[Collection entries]
-- begin --

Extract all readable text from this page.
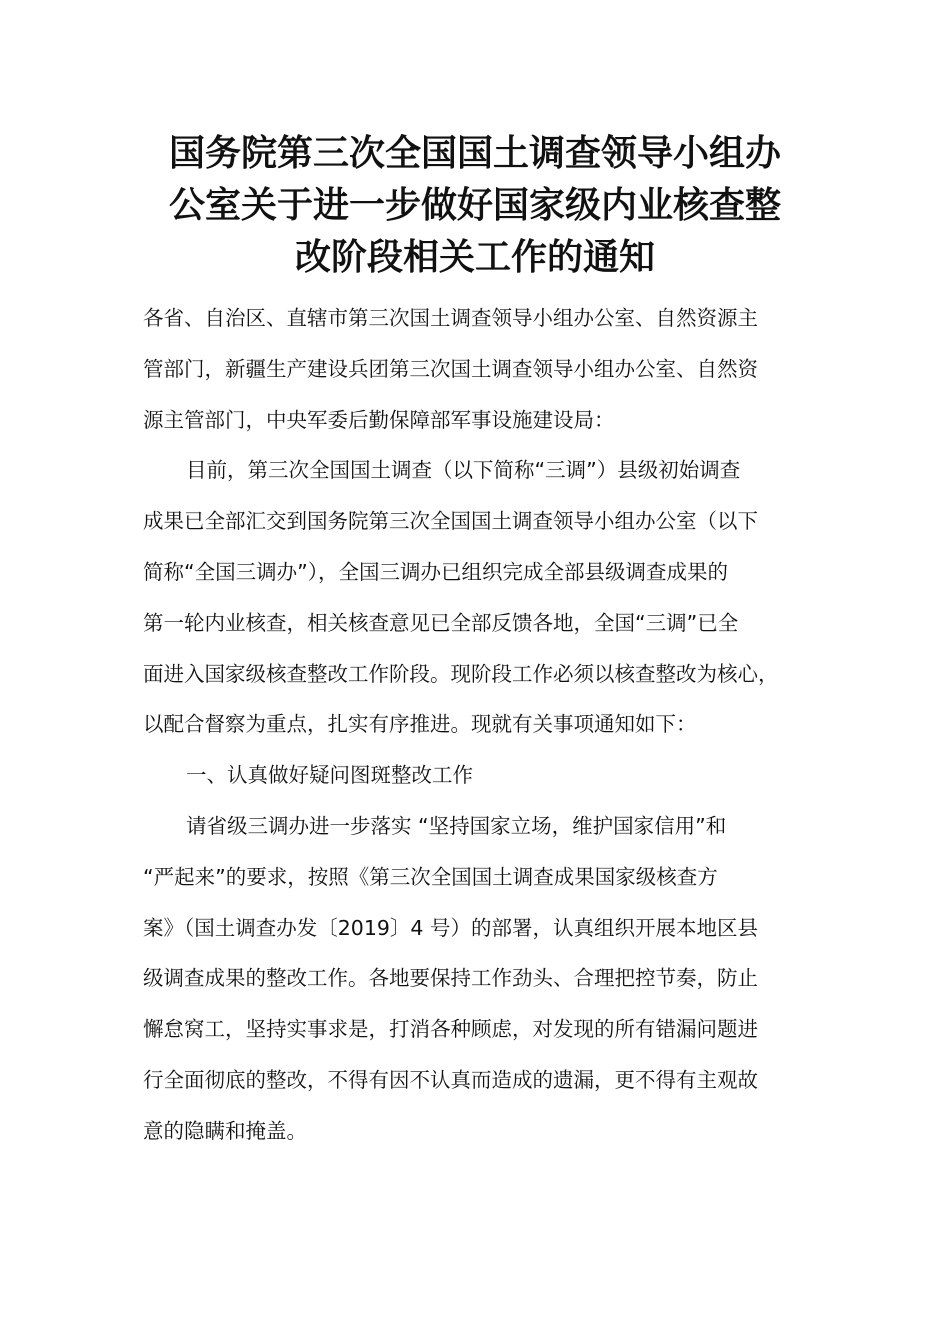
国务院第三次全国国土调查领导小组办
公室关于进一步做好国家级内业核查整
改阶段相关工作的通知
各省、自治区、直辖市第三次国土调查领导小组办公室、自然资源主
管部门，新疆生产建设兵团第三次国土调查领导小组办公室、自然资
源主管部门，中央军委后勤保障部军事设施建设局：
目前，第三次全国国土调查（以下简称“三调”）县级初始调查
成果已全部汇交到国务院第三次全国国土调查领导小组办公室（以下
简称“全国三调办”），全国三调办已组织完成全部县级调查成果的
第一轮内业核查，相关核查意见已全部反馈各地，全国“三调”已全
面进入国家级核查整改工作阶段。现阶段工作必须以核查整改为核心，
以配合督察为重点，扎实有序推进。现就有关事项通知如下：
一、认真做好疑问图斑整改工作
请省级三调办进一步落实 “坚持国家立场，维护国家信用”和
“严起来”的要求，按照《第三次全国国土调查成果国家级核查方
案》（国土调查办发〔2019〕4 号）的部署，认真组织开展本地区县
级调查成果的整改工作。各地要保持工作劲头、合理把控节奏，防止
懈怠窝工，坚持实事求是，打消各种顾虑，对发现的所有错漏问题进
行全面彻底的整改，不得有因不认真而造成的遗漏，更不得有主观故
意的隐瞒和掩盖。
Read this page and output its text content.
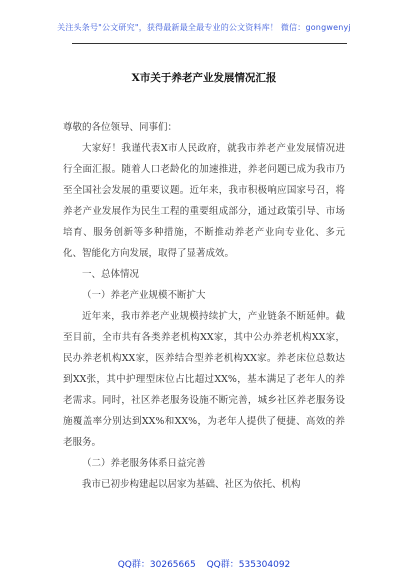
关注头条号"公文研究"，获得最新最全最专业的公文资料库！ 微信：gongwenyj
X市关于养老产业发展情况汇报

尊敬的各位领导、同事们：

大家好！我谨代表X市人民政府，就我市养老产业发展情况进行全面汇报。随着人口老龄化的加速推进，养老问题已成为我市乃至全国社会发展的重要议题。近年来，我市积极响应国家号召，将养老产业发展作为民生工程的重要组成部分，通过政策引导、市场培育、服务创新等多种措施，不断推动养老产业向专业化、多元化、智能化方向发展，取得了显著成效。

一、总体情况

（一）养老产业规模不断扩大

近年来，我市养老产业规模持续扩大，产业链条不断延伸。截至目前，全市共有各类养老机构XX家，其中公办养老机构XX家，民办养老机构XX家，医养结合型养老机构XX家。养老床位总数达到XX张，其中护理型床位占比超过XX%，基本满足了老年人的养老需求。同时，社区养老服务设施不断完善，城乡社区养老服务设施覆盖率分别达到XX%和XX%，为老年人提供了便捷、高效的养老服务。

（二）养老服务体系日益完善

我市已初步构建起以居家为基础、社区为依托、机构

QQ群：30265665 QQ群：535304092
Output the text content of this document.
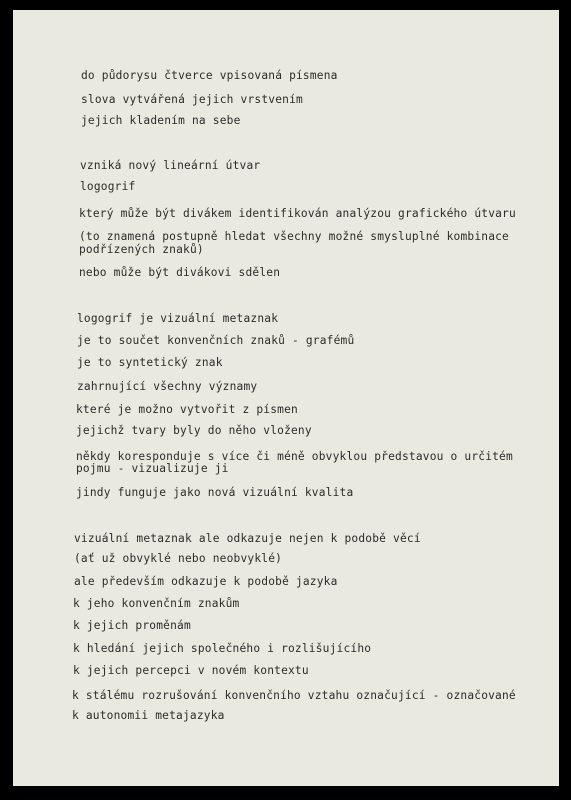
do půdorysu čtverce vpisovaná písmena
slova vytvářená jejich vrstvením
jejich kladením na sebe
vzniká nový lineární útvar
logogrif
který může být divákem identifikován analýzou grafického útvaru
(to znamená postupně hledat všechny možné smysluplné kombinace
podřízených znaků)
nebo může být divákovi sdělen
logogrif je vizuální metaznak
je to součet konvenčních znaků - grafémů
je to syntetický znak
zahrnující všechny významy
které je možno vytvořit z písmen
jejichž tvary byly do něho vloženy
někdy koresponduje s více či méně obvyklou představou o určitém
pojmu - vizualizuje ji
jindy funguje jako nová vizuální kvalita
vizuální metaznak ale odkazuje nejen k podobě věcí
(ať už obvyklé nebo neobvyklé)
ale především odkazuje k podobě jazyka
k jeho konvenčním znakům
k jejich proměnám
k hledání jejich společného i rozlišujícího
k jejich percepci v novém kontextu
k stálému rozrušování konvenčního vztahu označující - označované
k autonomii metajazyka
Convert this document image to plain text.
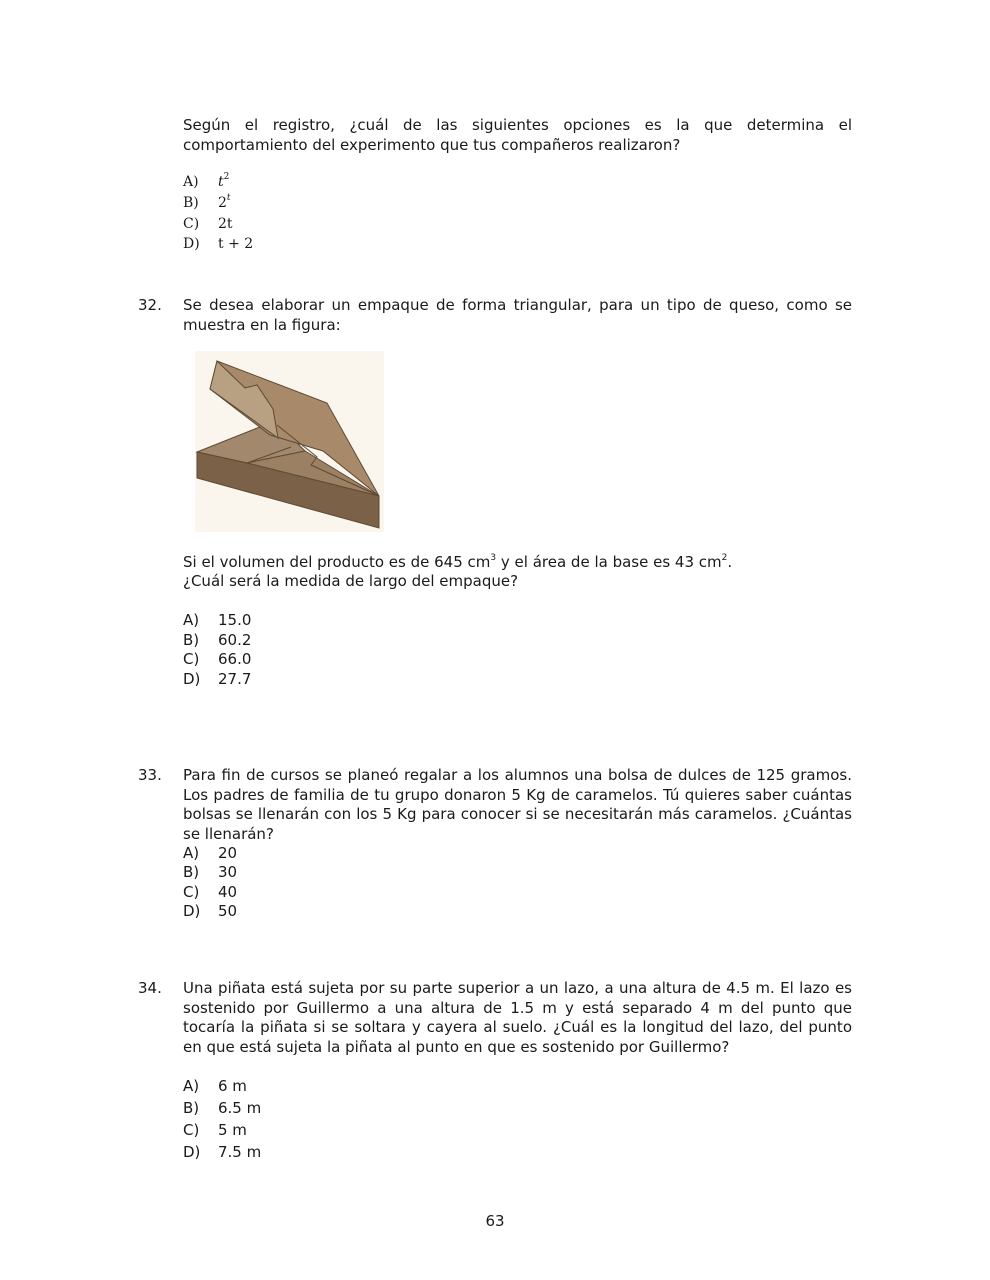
Según el registro, ¿cuál de las siguientes opciones es la que determina el comportamiento del experimento que tus compañeros realizaron?
A) $t^2$
B) 2$^t$
C) 2t
D) t + 2
32. Se desea elaborar un empaque de forma triangular, para un tipo de queso, como se muestra en la figura:
Si el volumen del producto es de 645 $cm^3$ y el área de la base es 43 $cm^2$.
¿Cuál será la medida de largo del empaque?
A) 15.0
B) 60.2
C) 66.0
D) 27.7
33. Para fin de cursos se planeó regalar a los alumnos una bolsa de dulces de 125 gramos. Los padres de familia de tu grupo donaron 5 Kg de caramelos. Tú quieres saber cuántas bolsas se llenarán con los 5 Kg para conocer si se necesitarán más caramelos. ¿Cuántas se llenarán?
A) 20
B) 30
C) 40
D) 50
34. Una piñata está sujeta por su parte superior a un lazo, a una altura de 4.5 m. El lazo es sostenido por Guillermo a una altura de 1.5 m y está separado 4 m del punto que tocaría la piñata si se soltara y cayera al suelo. ¿Cuál es la longitud del lazo, del punto en que está sujeta la piñata al punto en que es sostenido por Guillermo?
A) 6 m
B) 6.5 m
C) 5 m
D) 7.5 m
63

-- end --

Make an exact copy of the data above, pictures excluded.

Extract all readable text from this page.
国务院第三次全国国土调查领导小组办
公室关于进一步做好国家级内业核查整
改阶段相关工作的通知
各省、自治区、直辖市第三次国土调查领导小组办公室、自然资源主
管部门，新疆生产建设兵团第三次国土调查领导小组办公室、自然资
源主管部门，中央军委后勤保障部军事设施建设局：
目前，第三次全国国土调查（以下简称“三调”）县级初始调查
成果已全部汇交到国务院第三次全国国土调查领导小组办公室（以下
简称“全国三调办”），全国三调办已组织完成全部县级调查成果的
第一轮内业核查，相关核查意见已全部反馈各地，全国“三调”已全
面进入国家级核查整改工作阶段。现阶段工作必须以核查整改为核心，
以配合督察为重点，扎实有序推进。现就有关事项通知如下：
一、认真做好疑问图斑整改工作
请省级三调办进一步落实 “坚持国家立场，维护国家信用”和
“严起来”的要求，按照《第三次全国国土调查成果国家级核查方
案》（国土调查办发〔2019〕4 号）的部署，认真组织开展本地区县
级调查成果的整改工作。各地要保持工作劲头、合理把控节奏，防止
懈怠窝工，坚持实事求是，打消各种顾虑，对发现的所有错漏问题进
行全面彻底的整改，不得有因不认真而造成的遗漏，更不得有主观故
意的隐瞒和掩盖。
Read this page and output its text content.
关注头条号"公文研究"，获得最新最全最专业的公文资料库！ 微信：gongwenyj
X市关于养老产业发展情况汇报

尊敬的各位领导、同事们：

大家好！我谨代表X市人民政府，就我市养老产业发展情况进行全面汇报。随着人口老龄化的加速推进，养老问题已成为我市乃至全国社会发展的重要议题。近年来，我市积极响应国家号召，将养老产业发展作为民生工程的重要组成部分，通过政策引导、市场培育、服务创新等多种措施，不断推动养老产业向专业化、多元化、智能化方向发展，取得了显著成效。

一、总体情况

（一）养老产业规模不断扩大

近年来，我市养老产业规模持续扩大，产业链条不断延伸。截至目前，全市共有各类养老机构XX家，其中公办养老机构XX家，民办养老机构XX家，医养结合型养老机构XX家。养老床位总数达到XX张，其中护理型床位占比超过XX%，基本满足了老年人的养老需求。同时，社区养老服务设施不断完善，城乡社区养老服务设施覆盖率分别达到XX%和XX%，为老年人提供了便捷、高效的养老服务。

（二）养老服务体系日益完善

我市已初步构建起以居家为基础、社区为依托、机构

QQ群：30265665 QQ群：535304092
Output the text content of this document.
do půdorysu čtverce vpisovaná písmena
slova vytvářená jejich vrstvením
jejich kladením na sebe
vzniká nový lineární útvar
logogrif
který může být divákem identifikován analýzou grafického útvaru
(to znamená postupně hledat všechny možné smysluplné kombinace
podřízených znaků)
nebo může být divákovi sdělen
logogrif je vizuální metaznak
je to součet konvenčních znaků - grafémů
je to syntetický znak
zahrnující všechny významy
které je možno vytvořit z písmen
jejichž tvary byly do něho vloženy
někdy koresponduje s více či méně obvyklou představou o určitém
pojmu - vizualizuje ji
jindy funguje jako nová vizuální kvalita
vizuální metaznak ale odkazuje nejen k podobě věcí
(ať už obvyklé nebo neobvyklé)
ale především odkazuje k podobě jazyka
k jeho konvenčním znakům
k jejich proměnám
k hledání jejich společného i rozlišujícího
k jejich percepci v novém kontextu
k stálému rozrušování konvenčního vztahu označující - označované
k autonomii metajazyka
Convert this document image to plain text.
Según el registro, ¿cuál de las siguientes opciones es la que determina el comportamiento del experimento que tus compañeros realizaron?
A) $t^2$
B) 2$^t$
C) 2t
D) t + 2
32. Se desea elaborar un empaque de forma triangular, para un tipo de queso, como se muestra en la figura:
Si el volumen del producto es de 645 $cm^3$ y el área de la base es 43 $cm^2$.
¿Cuál será la medida de largo del empaque?
A) 15.0
B) 60.2
C) 66.0
D) 27.7
33. Para fin de cursos se planeó regalar a los alumnos una bolsa de dulces de 125 gramos. Los padres de familia de tu grupo donaron 5 Kg de caramelos. Tú quieres saber cuántas bolsas se llenarán con los 5 Kg para conocer si se necesitarán más caramelos. ¿Cuántas se llenarán?
A) 20
B) 30
C) 40
D) 50
34. Una piñata está sujeta por su parte superior a un lazo, a una altura de 4.5 m. El lazo es sostenido por Guillermo a una altura de 1.5 m y está separado 4 m del punto que tocaría la piñata si se soltara y cayera al suelo. ¿Cuál es la longitud del lazo, del punto en que está sujeta la piñata al punto en que es sostenido por Guillermo?
A) 6 m
B) 6.5 m
C) 5 m
D) 7.5 m
63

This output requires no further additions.